### What to work on
Please write out again the lines from the very first one through the line that contains "marker-circle <box>814 65 822 73</box>", swapping "marker-square" for "square-marker" and leaving everything else as it is. Give only those lines.

** START OF Material **

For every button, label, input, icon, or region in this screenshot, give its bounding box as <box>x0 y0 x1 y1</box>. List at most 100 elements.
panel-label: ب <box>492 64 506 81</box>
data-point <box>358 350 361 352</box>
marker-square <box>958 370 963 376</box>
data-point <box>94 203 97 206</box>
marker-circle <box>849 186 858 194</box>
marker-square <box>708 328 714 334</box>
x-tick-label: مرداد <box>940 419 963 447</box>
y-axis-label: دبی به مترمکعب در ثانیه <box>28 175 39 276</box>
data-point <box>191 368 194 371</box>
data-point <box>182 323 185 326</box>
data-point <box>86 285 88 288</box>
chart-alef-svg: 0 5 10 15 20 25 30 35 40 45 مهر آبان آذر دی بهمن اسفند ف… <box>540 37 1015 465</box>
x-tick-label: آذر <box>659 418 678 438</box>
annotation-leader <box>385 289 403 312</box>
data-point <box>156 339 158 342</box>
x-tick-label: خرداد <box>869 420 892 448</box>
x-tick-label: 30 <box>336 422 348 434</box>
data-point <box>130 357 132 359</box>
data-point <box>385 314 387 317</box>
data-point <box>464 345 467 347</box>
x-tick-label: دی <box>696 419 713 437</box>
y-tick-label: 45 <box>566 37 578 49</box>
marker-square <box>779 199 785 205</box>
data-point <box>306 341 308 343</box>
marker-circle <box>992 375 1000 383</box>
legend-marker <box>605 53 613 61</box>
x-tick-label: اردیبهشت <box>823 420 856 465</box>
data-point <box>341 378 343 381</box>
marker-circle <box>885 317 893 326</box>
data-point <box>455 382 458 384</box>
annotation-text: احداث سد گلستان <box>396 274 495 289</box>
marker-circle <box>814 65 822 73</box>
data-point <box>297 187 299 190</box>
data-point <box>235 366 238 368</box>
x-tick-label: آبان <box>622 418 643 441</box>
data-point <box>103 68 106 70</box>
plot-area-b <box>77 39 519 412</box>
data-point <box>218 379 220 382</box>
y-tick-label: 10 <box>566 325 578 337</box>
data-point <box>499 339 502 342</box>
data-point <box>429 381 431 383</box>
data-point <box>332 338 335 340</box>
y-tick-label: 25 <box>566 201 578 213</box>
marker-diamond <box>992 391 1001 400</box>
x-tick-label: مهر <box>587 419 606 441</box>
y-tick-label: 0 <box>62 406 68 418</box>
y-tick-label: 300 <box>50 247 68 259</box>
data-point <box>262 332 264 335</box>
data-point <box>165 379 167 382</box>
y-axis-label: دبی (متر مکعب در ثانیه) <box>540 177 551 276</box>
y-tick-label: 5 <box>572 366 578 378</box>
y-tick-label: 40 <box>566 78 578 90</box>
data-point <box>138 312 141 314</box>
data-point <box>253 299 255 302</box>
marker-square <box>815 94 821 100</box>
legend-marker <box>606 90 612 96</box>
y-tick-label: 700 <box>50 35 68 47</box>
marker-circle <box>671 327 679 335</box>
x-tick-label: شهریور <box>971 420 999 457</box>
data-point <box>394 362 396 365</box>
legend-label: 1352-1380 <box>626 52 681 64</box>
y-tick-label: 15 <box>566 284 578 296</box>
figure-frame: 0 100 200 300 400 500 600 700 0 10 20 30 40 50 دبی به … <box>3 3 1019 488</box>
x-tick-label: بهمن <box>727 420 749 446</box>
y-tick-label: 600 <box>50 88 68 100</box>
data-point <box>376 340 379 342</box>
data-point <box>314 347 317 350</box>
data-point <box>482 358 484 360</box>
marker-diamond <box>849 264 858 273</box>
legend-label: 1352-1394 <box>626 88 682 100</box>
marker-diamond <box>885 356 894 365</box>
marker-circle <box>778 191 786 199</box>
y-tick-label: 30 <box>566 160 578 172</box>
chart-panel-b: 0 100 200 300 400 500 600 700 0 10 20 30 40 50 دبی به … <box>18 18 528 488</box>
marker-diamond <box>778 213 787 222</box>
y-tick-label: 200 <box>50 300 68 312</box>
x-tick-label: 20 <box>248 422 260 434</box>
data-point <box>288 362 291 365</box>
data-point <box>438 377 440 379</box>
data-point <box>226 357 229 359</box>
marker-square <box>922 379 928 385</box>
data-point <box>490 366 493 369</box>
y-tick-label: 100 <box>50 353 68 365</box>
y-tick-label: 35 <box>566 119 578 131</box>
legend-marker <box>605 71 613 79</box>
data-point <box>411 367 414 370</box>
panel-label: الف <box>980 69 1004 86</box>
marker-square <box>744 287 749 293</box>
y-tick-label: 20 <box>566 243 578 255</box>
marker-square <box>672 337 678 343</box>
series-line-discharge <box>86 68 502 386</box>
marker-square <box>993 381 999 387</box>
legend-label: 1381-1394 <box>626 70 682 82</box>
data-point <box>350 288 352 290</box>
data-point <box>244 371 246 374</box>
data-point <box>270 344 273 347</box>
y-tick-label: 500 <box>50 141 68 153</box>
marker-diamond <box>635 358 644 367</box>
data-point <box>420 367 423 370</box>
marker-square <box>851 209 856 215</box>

** END OF Material **

### The response
For every button, label, input, icon, or region in this screenshot, give its bounding box as <box>x0 y0 x1 y1</box>. List at most 100 elements.
panel-label: ب <box>492 64 506 81</box>
data-point <box>358 350 361 352</box>
square-marker <box>958 370 963 376</box>
data-point <box>94 203 97 206</box>
marker-circle <box>849 186 858 194</box>
square-marker <box>708 328 714 334</box>
x-tick-label: مرداد <box>940 419 963 447</box>
y-axis-label: دبی به مترمکعب در ثانیه <box>28 175 39 276</box>
data-point <box>191 368 194 371</box>
data-point <box>182 323 185 326</box>
data-point <box>86 285 88 288</box>
chart-alef-svg: 0 5 10 15 20 25 30 35 40 45 مهر آبان آذر دی بهمن اسفند ف… <box>540 37 1015 465</box>
x-tick-label: آذر <box>659 418 678 438</box>
annotation-leader <box>385 289 403 312</box>
data-point <box>156 339 158 342</box>
x-tick-label: خرداد <box>869 420 892 448</box>
x-tick-label: 30 <box>336 422 348 434</box>
data-point <box>130 357 132 359</box>
data-point <box>385 314 387 317</box>
data-point <box>464 345 467 347</box>
x-tick-label: دی <box>696 419 713 437</box>
y-tick-label: 45 <box>566 37 578 49</box>
square-marker <box>779 199 785 205</box>
data-point <box>306 341 308 343</box>
marker-circle <box>992 375 1000 383</box>
legend-marker <box>605 53 613 61</box>
x-tick-label: اردیبهشت <box>823 420 856 465</box>
data-point <box>341 378 343 381</box>
marker-circle <box>885 317 893 326</box>
data-point <box>455 382 458 384</box>
annotation-text: احداث سد گلستان <box>396 274 495 289</box>
marker-circle <box>814 65 822 73</box>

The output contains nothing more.